Top of Provided material
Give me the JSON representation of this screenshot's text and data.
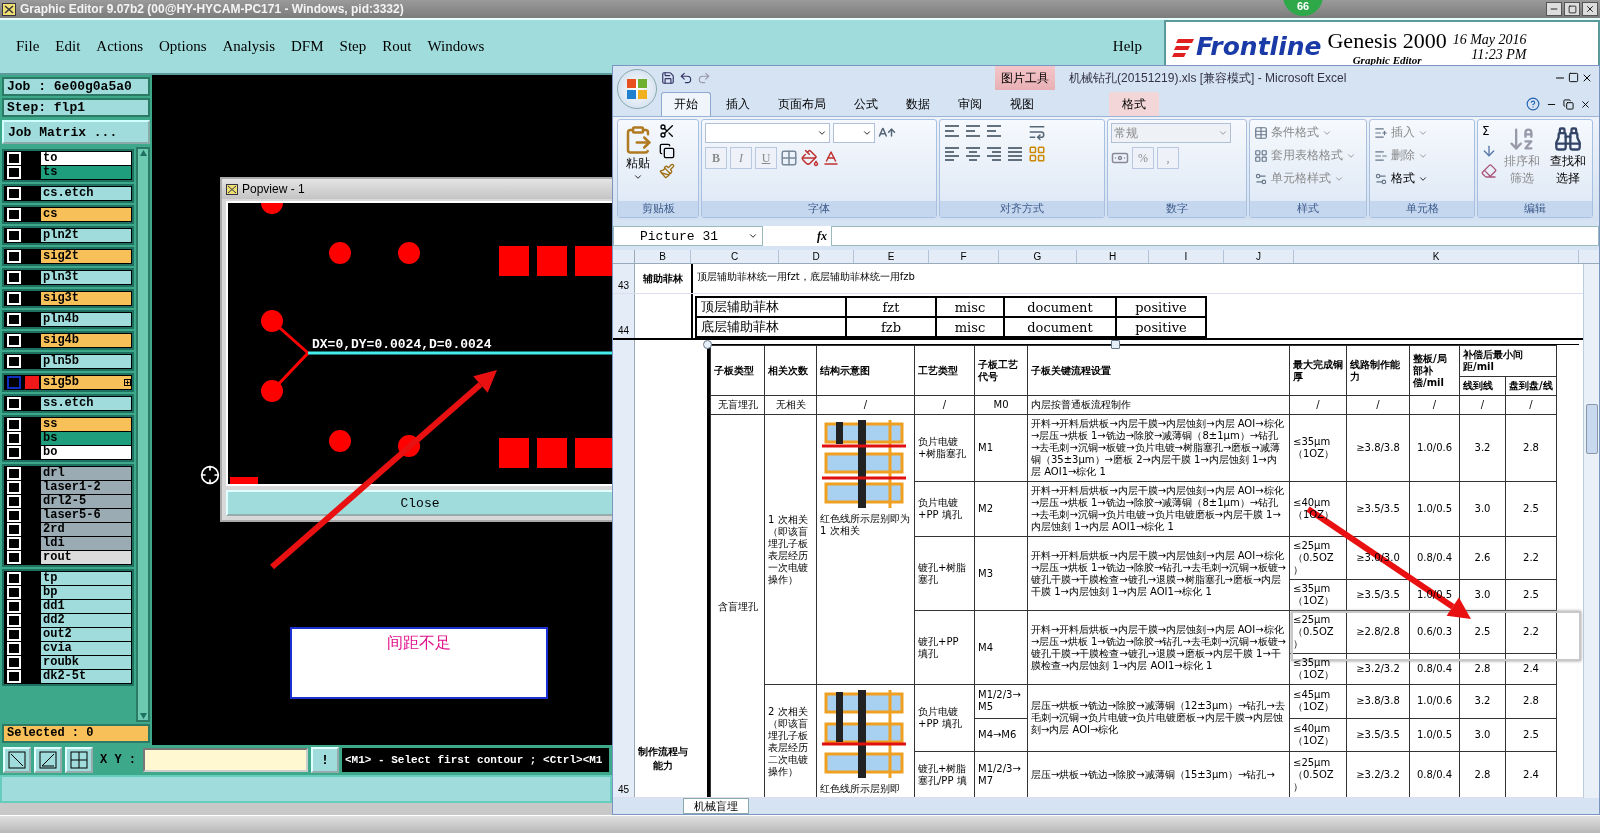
{
  "genesis": {
    "title": "Graphic Editor 9.07b2 (00@HY-HYCAM-PC171 - Windows, pid:3332)",
    "badge": "66",
    "menu": [
      "File",
      "Edit",
      "Actions",
      "Options",
      "Analysis",
      "DFM",
      "Step",
      "Rout",
      "Windows"
    ],
    "help": "Help",
    "brand": {
      "logo": "Frontline",
      "product": "Genesis 2000",
      "subtitle": "Graphic Editor",
      "date": "16 May 2016",
      "time": "11:23 PM"
    },
    "job": "Job : 6e00g0a5a0",
    "step": "Step: flp1",
    "job_matrix": "Job Matrix ...",
    "layer_groups": [
      {
        "layers": [
          {
            "name": "to",
            "color": "#ffffff",
            "selected": false,
            "checked": false
          },
          {
            "name": "ts",
            "color": "#1e9e7c",
            "selected": false,
            "checked": false
          }
        ]
      },
      {
        "layers": [
          {
            "name": "cs.etch",
            "color": "#a0dcdc",
            "selected": false,
            "checked": false
          }
        ]
      },
      {
        "layers": [
          {
            "name": "cs",
            "color": "#f8c058",
            "selected": false,
            "checked": false
          }
        ]
      },
      {
        "layers": [
          {
            "name": "pln2t",
            "color": "#a0dcdc",
            "selected": false,
            "checked": false
          }
        ]
      },
      {
        "layers": [
          {
            "name": "sig2t",
            "color": "#f8c058",
            "selected": false,
            "checked": false
          }
        ]
      },
      {
        "layers": [
          {
            "name": "pln3t",
            "color": "#a0dcdc",
            "selected": false,
            "checked": false
          }
        ]
      },
      {
        "layers": [
          {
            "name": "sig3t",
            "color": "#f8c058",
            "selected": false,
            "checked": false
          }
        ]
      },
      {
        "layers": [
          {
            "name": "pln4b",
            "color": "#a0dcdc",
            "selected": false,
            "checked": false
          }
        ]
      },
      {
        "layers": [
          {
            "name": "sig4b",
            "color": "#f8c058",
            "selected": false,
            "checked": false
          }
        ]
      },
      {
        "layers": [
          {
            "name": "pln5b",
            "color": "#a0dcdc",
            "selected": false,
            "checked": false
          }
        ]
      },
      {
        "layers": [
          {
            "name": "sig5b",
            "color": "#f8c058",
            "selected": true,
            "checked": false
          }
        ]
      },
      {
        "layers": [
          {
            "name": "ss.etch",
            "color": "#a0dcdc",
            "selected": false,
            "checked": false
          }
        ]
      },
      {
        "layers": [
          {
            "name": "ss",
            "color": "#f8c058",
            "selected": false,
            "checked": false
          },
          {
            "name": "bs",
            "color": "#1e9e7c",
            "selected": false,
            "checked": false
          },
          {
            "name": "bo",
            "color": "#ffffff",
            "selected": false,
            "checked": false
          }
        ]
      },
      {
        "layers": [
          {
            "name": "drl",
            "color": "#9aabb4",
            "selected": false,
            "checked": false
          },
          {
            "name": "laser1-2",
            "color": "#9aabb4",
            "selected": false,
            "checked": false
          },
          {
            "name": "drl2-5",
            "color": "#9aabb4",
            "selected": false,
            "checked": false
          },
          {
            "name": "laser5-6",
            "color": "#9aabb4",
            "selected": false,
            "checked": false
          },
          {
            "name": "2rd",
            "color": "#9aabb4",
            "selected": false,
            "checked": false
          },
          {
            "name": "ldi",
            "color": "#9aabb4",
            "selected": false,
            "checked": false
          },
          {
            "name": "rout",
            "color": "#dcdcdc",
            "selected": false,
            "checked": false
          }
        ]
      },
      {
        "layers": [
          {
            "name": "tp",
            "color": "#a0dcdc",
            "selected": false,
            "checked": false
          },
          {
            "name": "bp",
            "color": "#a0dcdc",
            "selected": false,
            "checked": false
          },
          {
            "name": "dd1",
            "color": "#a0dcdc",
            "selected": false,
            "checked": false
          },
          {
            "name": "dd2",
            "color": "#a0dcdc",
            "selected": false,
            "checked": false
          },
          {
            "name": "out2",
            "color": "#a0dcdc",
            "selected": false,
            "checked": false
          },
          {
            "name": "cvia",
            "color": "#a0dcdc",
            "selected": false,
            "checked": false
          },
          {
            "name": "roubk",
            "color": "#a0dcdc",
            "selected": false,
            "checked": false
          },
          {
            "name": "dk2-5t",
            "color": "#a0dcdc",
            "selected": false,
            "checked": false
          }
        ]
      }
    ],
    "selected_count": "Selected : 0",
    "popview": {
      "title": "Popview - 1",
      "measurement": "DX=0,DY=0.0024,D=0.0024",
      "close": "Close"
    },
    "note": "间距不足",
    "xy_label": "X Y :",
    "bang": "!",
    "prompt": "<M1> - Select first contour ; <Ctrl><M1"
  },
  "excel": {
    "title": "机械钻孔(20151219).xls  [兼容模式] - Microsoft Excel",
    "context_title": "图片工具",
    "tabs": [
      {
        "label": "开始",
        "selected": true,
        "contextual": false
      },
      {
        "label": "插入",
        "selected": false,
        "contextual": false
      },
      {
        "label": "页面布局",
        "selected": false,
        "contextual": false
      },
      {
        "label": "公式",
        "selected": false,
        "contextual": false
      },
      {
        "label": "数据",
        "selected": false,
        "contextual": false
      },
      {
        "label": "审阅",
        "selected": false,
        "contextual": false
      },
      {
        "label": "视图",
        "selected": false,
        "contextual": false
      },
      {
        "label": "格式",
        "selected": false,
        "contextual": true
      }
    ],
    "ribbon": [
      {
        "kind": "clipboard",
        "label": "剪贴板",
        "items": [
          {
            "label": "粘贴",
            "disabled": false
          }
        ]
      },
      {
        "kind": "font",
        "label": "字体",
        "items": [
          {
            "label": "B",
            "disabled": true
          },
          {
            "label": "I",
            "disabled": true
          },
          {
            "label": "U",
            "disabled": true
          }
        ]
      },
      {
        "kind": "align",
        "label": "对齐方式"
      },
      {
        "kind": "number",
        "label": "数字",
        "items": [
          {
            "label": "常规",
            "disabled": true
          },
          {
            "label": "%",
            "disabled": true
          },
          {
            "label": ",",
            "disabled": true
          }
        ]
      },
      {
        "kind": "list",
        "label": "样式",
        "items": [
          {
            "label": "条件格式",
            "disabled": true
          },
          {
            "label": "套用表格格式",
            "disabled": true
          },
          {
            "label": "单元格样式",
            "disabled": true
          }
        ]
      },
      {
        "kind": "list",
        "label": "单元格",
        "items": [
          {
            "label": "插入",
            "disabled": true
          },
          {
            "label": "删除",
            "disabled": true
          },
          {
            "label": "格式",
            "disabled": false
          }
        ]
      },
      {
        "kind": "editing",
        "label": "编辑",
        "items": [
          {
            "label": "Σ",
            "disabled": false
          },
          {
            "label": "排序和筛选",
            "disabled": true
          },
          {
            "label": "查找和选择",
            "disabled": false
          }
        ]
      }
    ],
    "name_box": "Picture 31",
    "formula_label": "fx",
    "columns": [
      "B",
      "C",
      "D",
      "E",
      "F",
      "G",
      "H",
      "I",
      "J",
      "K"
    ],
    "row43": {
      "number": "43",
      "label": "辅助菲林",
      "note": "顶层辅助菲林统一用fzt，底层辅助菲林统一用fzb"
    },
    "row44": {
      "number": "44",
      "films": [
        [
          "顶层辅助菲林",
          "fzt",
          "misc",
          "document",
          "positive"
        ],
        [
          "底层辅助菲林",
          "fzb",
          "misc",
          "document",
          "positive"
        ]
      ]
    },
    "row45": {
      "number": "45",
      "label": "制作流程与能力",
      "table": {
        "headers": [
          "子板类型",
          "相关次数",
          "结构示意图",
          "工艺类型",
          "子板工艺代号",
          "子板关键流程设置",
          "最大完成铜厚",
          "线路制作能力",
          "整板/局部补偿/mil"
        ],
        "spacing_header": "补偿后最小间距/mil",
        "spacing_subheaders": [
          "线到线",
          "盘到盘/线"
        ],
        "plain_row": [
          "无盲埋孔",
          "无相关",
          "/",
          "/",
          "M0",
          "内层按普通板流程制作",
          "/",
          "/",
          "/",
          "/",
          "/"
        ],
        "blind_type": "含盲埋孔",
        "relations": [
          {
            "label": "1 次相关（即该盲埋孔子板表层经历一次电镀操作）",
            "caption": "红色线所示层别即为 1 次相关",
            "processes": [
              {
                "process_type": "负片电镀+树脂塞孔",
                "code": "M1",
                "flow": "开料→开料后烘板→内层干膜→内层蚀刻→内层 AOI→棕化→层压→烘板 1→铣边→除胶→减薄铜（8±1μm）→钻孔→去毛刺→沉铜→板镀→负片电镀→树脂塞孔→磨板→减薄铜（35±3μm）→磨板 2→内层干膜 1→内层蚀刻 1→内层 AOI1→棕化 1",
                "subrows": [
                  {
                    "caps": [
                      "≤35μm（1OZ）",
                      "≥3.8/3.8",
                      "1.0/0.6",
                      "3.2",
                      "2.8"
                    ]
                  }
                ]
              },
              {
                "process_type": "负片电镀+PP 填孔",
                "code": "M2",
                "flow": "开料→开料后烘板→内层干膜→内层蚀刻→内层 AOI→棕化→层压→烘板 1→铣边→除胶→减薄铜（8±1μm）→钻孔→去毛刺→沉铜→负片电镀→负片电镀磨板→内层干膜 1→内层蚀刻 1→内层 AOI1→棕化 1",
                "subrows": [
                  {
                    "caps": [
                      "≤40μm（1OZ）",
                      "≥3.5/3.5",
                      "1.0/0.5",
                      "3.0",
                      "2.5"
                    ]
                  }
                ]
              },
              {
                "process_type": "镀孔+树脂塞孔",
                "code": "M3",
                "flow": "开料→开料后烘板→内层干膜→内层蚀刻→内层 AOI→棕化→层压→烘板 1→铣边→除胶→钻孔→去毛刺→沉铜→板镀→镀孔干膜→干膜检查→镀孔→退膜→树脂塞孔→磨板→内层干膜 1→内层蚀刻 1→内层 AOI1→棕化 1",
                "subrows": [
                  {
                    "caps": [
                      "≤25μm（0.5OZ）",
                      "≥3.0/3.0",
                      "0.8/0.4",
                      "2.6",
                      "2.2"
                    ]
                  },
                  {
                    "caps": [
                      "≤35μm（1OZ）",
                      "≥3.5/3.5",
                      "1.0/0.5",
                      "3.0",
                      "2.5"
                    ]
                  }
                ]
              },
              {
                "process_type": "镀孔+PP 填孔",
                "code": "M4",
                "flow": "开料→开料后烘板→内层干膜→内层蚀刻→内层 AOI→棕化→层压→烘板 1→铣边→除胶→钻孔→去毛刺→沉铜→板镀→镀孔干膜→干膜检查→镀孔→退膜→磨板→内层干膜 1→干膜检查→内层蚀刻 1→内层 AOI1→棕化 1",
                "subrows": [
                  {
                    "caps": [
                      "≤25μm（0.5OZ）",
                      "≥2.8/2.8",
                      "0.6/0.3",
                      "2.5",
                      "2.2"
                    ]
                  },
                  {
                    "caps": [
                      "≤35μm（1OZ）",
                      "≥3.2/3.2",
                      "0.8/0.4",
                      "2.8",
                      "2.4"
                    ]
                  }
                ]
              }
            ]
          },
          {
            "label": "2 次相关（即该盲埋孔子板表层经历二次电镀操作）",
            "caption": "红色线所示层别即",
            "processes": [
              {
                "process_type": "负片电镀+PP 填孔",
                "flow": "层压→烘板→铣边→除胶→减薄铜（12±3μm）→钻孔→去毛刺→沉铜→负片电镀→负片电镀磨板→内层干膜→内层蚀刻→内层 AOI→棕化",
                "subrows": [
                  {
                    "code": "M1/2/3→M5",
                    "caps": [
                      "≤45μm（1OZ）",
                      "≥3.8/3.8",
                      "1.0/0.6",
                      "3.2",
                      "2.8"
                    ]
                  },
                  {
                    "code": "M4→M6",
                    "caps": [
                      "≤40μm（1OZ）",
                      "≥3.5/3.5",
                      "1.0/0.5",
                      "3.0",
                      "2.5"
                    ]
                  }
                ]
              },
              {
                "process_type": "镀孔+树脂塞孔/PP 填",
                "flow": "层压→烘板→铣边→除胶→减薄铜（15±3μm）→钻孔→",
                "subrows": [
                  {
                    "code": "M1/2/3→M7",
                    "caps": [
                      "≤25μm（0.5OZ）",
                      "≥3.2/3.2",
                      "0.8/0.4",
                      "2.8",
                      "2.4"
                    ]
                  }
                ]
              }
            ]
          }
        ]
      }
    },
    "sheet_tab": "机械盲埋"
  }
}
Bottom of Provided material
Your assignment. From the entries above, select each line containing the string "内层蚀刻".

Your response.
                "flow": "开料→开料后烘板→内层干膜→内层蚀刻→内层 AOI→棕化→层压→烘板 1→铣边→除胶→减薄铜（8±1μm）→钻孔→去毛刺→沉铜→板镀→负片电镀→树脂塞孔→磨板→减薄铜（35±3μm）→磨板 2→内层干膜 1→内层蚀刻 1→内层 AOI1→棕化 1",
                "flow": "开料→开料后烘板→内层干膜→内层蚀刻→内层 AOI→棕化→层压→烘板 1→铣边→除胶→减薄铜（8±1μm）→钻孔→去毛刺→沉铜→负片电镀→负片电镀磨板→内层干膜 1→内层蚀刻 1→内层 AOI1→棕化 1",
                "flow": "开料→开料后烘板→内层干膜→内层蚀刻→内层 AOI→棕化→层压→烘板 1→铣边→除胶→钻孔→去毛刺→沉铜→板镀→镀孔干膜→干膜检查→镀孔→退膜→树脂塞孔→磨板→内层干膜 1→内层蚀刻 1→内层 AOI1→棕化 1",
                "flow": "开料→开料后烘板→内层干膜→内层蚀刻→内层 AOI→棕化→层压→烘板 1→铣边→除胶→钻孔→去毛刺→沉铜→板镀→镀孔干膜→干膜检查→镀孔→退膜→磨板→内层干膜 1→干膜检查→内层蚀刻 1→内层 AOI1→棕化 1",
                "flow": "层压→烘板→铣边→除胶→减薄铜（12±3μm）→钻孔→去毛刺→沉铜→负片电镀→负片电镀磨板→内层干膜→内层蚀刻→内层 AOI→棕化",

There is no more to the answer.